__Problem details__
Can the data below be echoed back word for word?
· · · · · · ·
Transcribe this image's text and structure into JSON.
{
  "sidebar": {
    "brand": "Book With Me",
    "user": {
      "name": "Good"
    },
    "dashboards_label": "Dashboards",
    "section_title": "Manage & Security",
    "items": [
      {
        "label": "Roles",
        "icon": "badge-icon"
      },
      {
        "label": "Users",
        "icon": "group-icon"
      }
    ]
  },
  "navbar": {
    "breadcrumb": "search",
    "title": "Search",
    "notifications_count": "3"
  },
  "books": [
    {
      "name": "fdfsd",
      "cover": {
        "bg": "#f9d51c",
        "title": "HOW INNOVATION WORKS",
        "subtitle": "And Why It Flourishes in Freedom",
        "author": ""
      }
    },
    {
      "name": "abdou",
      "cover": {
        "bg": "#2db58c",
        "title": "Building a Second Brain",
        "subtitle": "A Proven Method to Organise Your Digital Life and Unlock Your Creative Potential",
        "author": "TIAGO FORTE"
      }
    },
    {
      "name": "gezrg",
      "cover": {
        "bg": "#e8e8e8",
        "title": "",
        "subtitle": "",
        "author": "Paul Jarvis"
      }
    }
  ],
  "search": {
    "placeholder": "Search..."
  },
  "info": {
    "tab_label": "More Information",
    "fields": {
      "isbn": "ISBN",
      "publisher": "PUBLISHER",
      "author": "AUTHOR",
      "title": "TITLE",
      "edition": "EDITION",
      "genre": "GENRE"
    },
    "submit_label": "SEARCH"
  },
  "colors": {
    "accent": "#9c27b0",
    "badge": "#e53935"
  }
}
· · · · · · ·
__Complete response__
Transcribe this image's text and structure into JSON.
{
  "sidebar": {
    "brand": "Book With Me",
    "user": {
      "name": "Good"
    },
    "dashboards_label": "Dashboards",
    "section_title": "Manage & Security",
    "items": [
      {
        "label": "Roles",
        "icon": "badge-icon"
      },
      {
        "label": "Users",
        "icon": "group-icon"
      }
    ]
  },
  "navbar": {
    "breadcrumb": "search",
    "title": "Search",
    "notifications_count": "3"
  },
  "books": [
    {
      "name": "fdfsd",
      "cover": {
        "bg": "#f9d51c",
        "title": "HOW INNOVATION WORKS",
        "subtitle": "And Why It Flourishes in Freedom",
        "author": ""
      }
    },
    {
      "name": "abdou",
      "cover": {
        "bg": "#2db58c",
        "title": "Building a Second Brain",
        "subtitle": "A Proven Method to Organise Your Digital Life and Unlock Your Creative Potential",
        "author": "TIAGO FORTE"
      }
    },
    {
      "name": "gezrg",
      "cover": {
        "bg": "#e8e8e8",
        "title": "",
        "subtitle": "",
        "author": "Paul Jarvis"
      }
    }
  ],
  "search": {
    "placeholder": "Search..."
  },
  "info": {
    "tab_label": "More Information",
    "fields": {
      "isbn": "ISBN",
      "publisher": "PUBLISHER",
      "author": "AUTHOR",
      "title": "TITLE",
      "edition": "EDITION",
      "genre": "GENRE"
    },
    "submit_label": "SEARCH"
  },
  "colors": {
    "accent": "#9c27b0",
    "badge": "#e53935"
  }
}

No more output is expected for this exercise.